(Dataset rows about figures)

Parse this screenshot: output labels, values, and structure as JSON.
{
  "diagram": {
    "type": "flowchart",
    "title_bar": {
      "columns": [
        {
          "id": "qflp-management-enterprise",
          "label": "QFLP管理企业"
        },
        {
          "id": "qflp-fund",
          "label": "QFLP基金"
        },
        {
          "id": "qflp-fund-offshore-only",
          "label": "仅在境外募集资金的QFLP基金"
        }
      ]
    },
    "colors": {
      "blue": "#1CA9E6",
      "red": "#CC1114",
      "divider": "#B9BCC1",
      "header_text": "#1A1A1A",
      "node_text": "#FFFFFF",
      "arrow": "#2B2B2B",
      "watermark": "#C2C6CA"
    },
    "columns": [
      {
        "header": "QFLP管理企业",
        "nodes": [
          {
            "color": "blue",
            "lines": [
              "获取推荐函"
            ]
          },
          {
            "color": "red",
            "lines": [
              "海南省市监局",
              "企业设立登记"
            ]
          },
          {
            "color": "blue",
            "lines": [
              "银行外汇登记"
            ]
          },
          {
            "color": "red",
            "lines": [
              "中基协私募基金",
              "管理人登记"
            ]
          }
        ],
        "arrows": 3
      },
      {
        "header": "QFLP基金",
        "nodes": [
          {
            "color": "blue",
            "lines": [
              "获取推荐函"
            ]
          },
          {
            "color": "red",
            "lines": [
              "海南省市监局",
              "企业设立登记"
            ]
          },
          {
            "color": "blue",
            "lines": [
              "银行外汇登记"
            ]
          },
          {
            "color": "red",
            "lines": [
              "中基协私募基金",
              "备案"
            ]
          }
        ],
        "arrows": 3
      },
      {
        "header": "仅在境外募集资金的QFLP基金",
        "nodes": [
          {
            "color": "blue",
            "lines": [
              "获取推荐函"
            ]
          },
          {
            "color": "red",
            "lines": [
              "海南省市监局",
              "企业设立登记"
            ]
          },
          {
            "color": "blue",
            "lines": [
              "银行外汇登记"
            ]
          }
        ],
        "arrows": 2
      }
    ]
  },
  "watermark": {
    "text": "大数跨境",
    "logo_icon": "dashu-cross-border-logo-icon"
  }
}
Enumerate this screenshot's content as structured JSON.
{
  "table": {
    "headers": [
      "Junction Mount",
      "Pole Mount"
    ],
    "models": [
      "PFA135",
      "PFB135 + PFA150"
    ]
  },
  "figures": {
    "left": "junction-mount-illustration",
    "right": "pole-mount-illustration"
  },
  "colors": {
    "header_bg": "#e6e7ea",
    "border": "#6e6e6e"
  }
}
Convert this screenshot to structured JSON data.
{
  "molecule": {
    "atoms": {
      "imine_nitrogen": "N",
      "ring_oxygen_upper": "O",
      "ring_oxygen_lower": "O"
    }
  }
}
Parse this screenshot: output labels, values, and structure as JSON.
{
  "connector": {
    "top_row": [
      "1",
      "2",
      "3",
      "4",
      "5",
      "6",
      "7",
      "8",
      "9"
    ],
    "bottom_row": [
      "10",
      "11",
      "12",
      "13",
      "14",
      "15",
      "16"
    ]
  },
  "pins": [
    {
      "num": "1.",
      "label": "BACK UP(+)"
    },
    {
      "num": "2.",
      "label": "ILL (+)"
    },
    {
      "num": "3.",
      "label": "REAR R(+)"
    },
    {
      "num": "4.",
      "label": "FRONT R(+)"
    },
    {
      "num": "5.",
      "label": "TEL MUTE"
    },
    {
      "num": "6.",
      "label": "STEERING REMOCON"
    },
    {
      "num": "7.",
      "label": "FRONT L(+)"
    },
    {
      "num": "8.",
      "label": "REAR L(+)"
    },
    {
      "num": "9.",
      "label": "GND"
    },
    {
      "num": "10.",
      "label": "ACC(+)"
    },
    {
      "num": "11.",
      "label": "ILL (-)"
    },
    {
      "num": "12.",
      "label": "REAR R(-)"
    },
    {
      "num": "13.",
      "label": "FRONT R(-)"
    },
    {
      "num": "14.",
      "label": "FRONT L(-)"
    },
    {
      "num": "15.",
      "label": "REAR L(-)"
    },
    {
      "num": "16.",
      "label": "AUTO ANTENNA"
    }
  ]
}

**STATED PROBLEM:** In the entries above, identify every line with the word "this". Copy those lines.

**EXPECTED OUTPUT:**
Parse this screenshot: output labels, values, and structure as JSON.
Enumerate this screenshot's content as structured JSON.
Convert this screenshot to structured JSON data.
Parse this screenshot: output labels, values, and structure as JSON.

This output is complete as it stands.